[Dataset rows about figures]
— BEGIN —

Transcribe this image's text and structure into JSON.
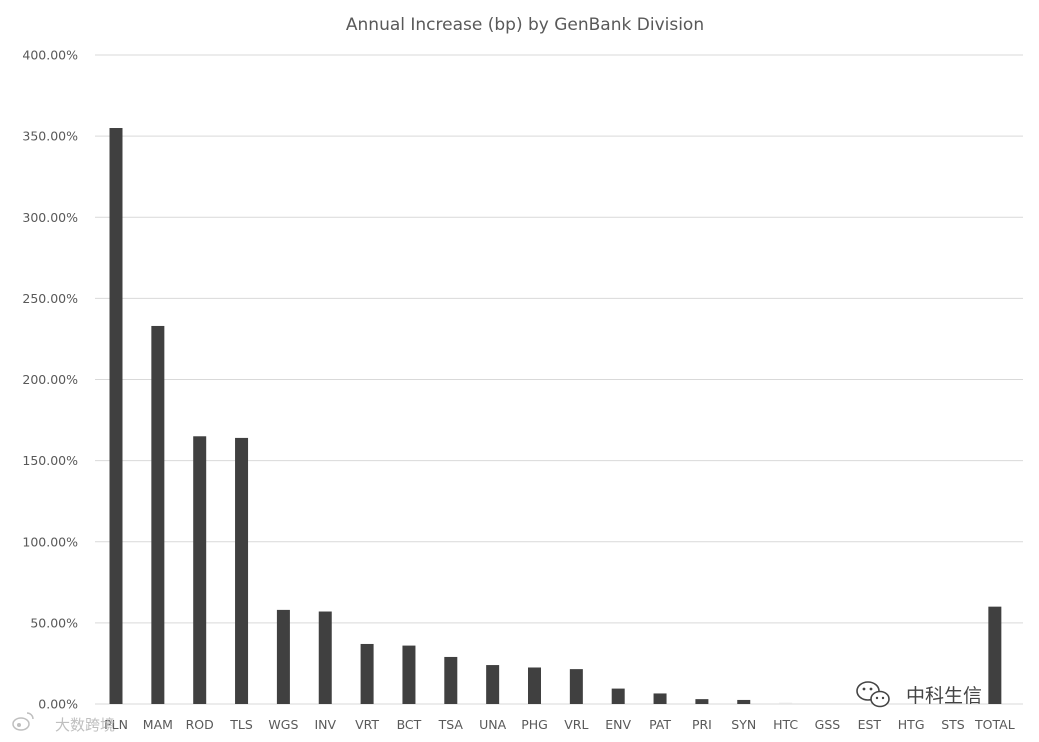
{
  "chart_data": {
    "type": "bar",
    "title": "Annual Increase (bp) by GenBank Division",
    "xlabel": "",
    "ylabel": "",
    "ylim": [
      0,
      400
    ],
    "y_tick_labels": [
      "0.00%",
      "50.00%",
      "100.00%",
      "150.00%",
      "200.00%",
      "250.00%",
      "300.00%",
      "350.00%",
      "400.00%"
    ],
    "grid": true,
    "legend": "none",
    "categories": [
      "PLN",
      "MAM",
      "ROD",
      "TLS",
      "WGS",
      "INV",
      "VRT",
      "BCT",
      "TSA",
      "UNA",
      "PHG",
      "VRL",
      "ENV",
      "PAT",
      "PRI",
      "SYN",
      "HTC",
      "GSS",
      "EST",
      "HTG",
      "STS",
      "TOTAL"
    ],
    "values": [
      355,
      233,
      165,
      164,
      58,
      57,
      37,
      36,
      29,
      24,
      22.5,
      21.5,
      9.5,
      6.5,
      3,
      2.5,
      0.8,
      0,
      0,
      0,
      0,
      60
    ],
    "colors": {
      "bar": "#404040",
      "faint_bar": "#e6e6e6"
    }
  },
  "watermarks": {
    "left_text": "大数跨境",
    "right_text": "中科生信"
  },
  "icons": {
    "left": "weibo-icon",
    "right": "wechat-icon"
  }
}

— END —

• _SET PROBLEM_
Quote every entry exactly, with the pictures omitted.

• _SOLUTION_
Transcribe this image's text and structure into JSON.
{
  "chart_data": {
    "type": "bar",
    "title": "Annual Increase (bp) by GenBank Division",
    "xlabel": "",
    "ylabel": "",
    "ylim": [
      0,
      400
    ],
    "y_tick_labels": [
      "0.00%",
      "50.00%",
      "100.00%",
      "150.00%",
      "200.00%",
      "250.00%",
      "300.00%",
      "350.00%",
      "400.00%"
    ],
    "grid": true,
    "legend": "none",
    "categories": [
      "PLN",
      "MAM",
      "ROD",
      "TLS",
      "WGS",
      "INV",
      "VRT",
      "BCT",
      "TSA",
      "UNA",
      "PHG",
      "VRL",
      "ENV",
      "PAT",
      "PRI",
      "SYN",
      "HTC",
      "GSS",
      "EST",
      "HTG",
      "STS",
      "TOTAL"
    ],
    "values": [
      355,
      233,
      165,
      164,
      58,
      57,
      37,
      36,
      29,
      24,
      22.5,
      21.5,
      9.5,
      6.5,
      3,
      2.5,
      0.8,
      0,
      0,
      0,
      0,
      60
    ],
    "colors": {
      "bar": "#404040",
      "faint_bar": "#e6e6e6"
    }
  },
  "watermarks": {
    "left_text": "大数跨境",
    "right_text": "中科生信"
  },
  "icons": {
    "left": "weibo-icon",
    "right": "wechat-icon"
  }
}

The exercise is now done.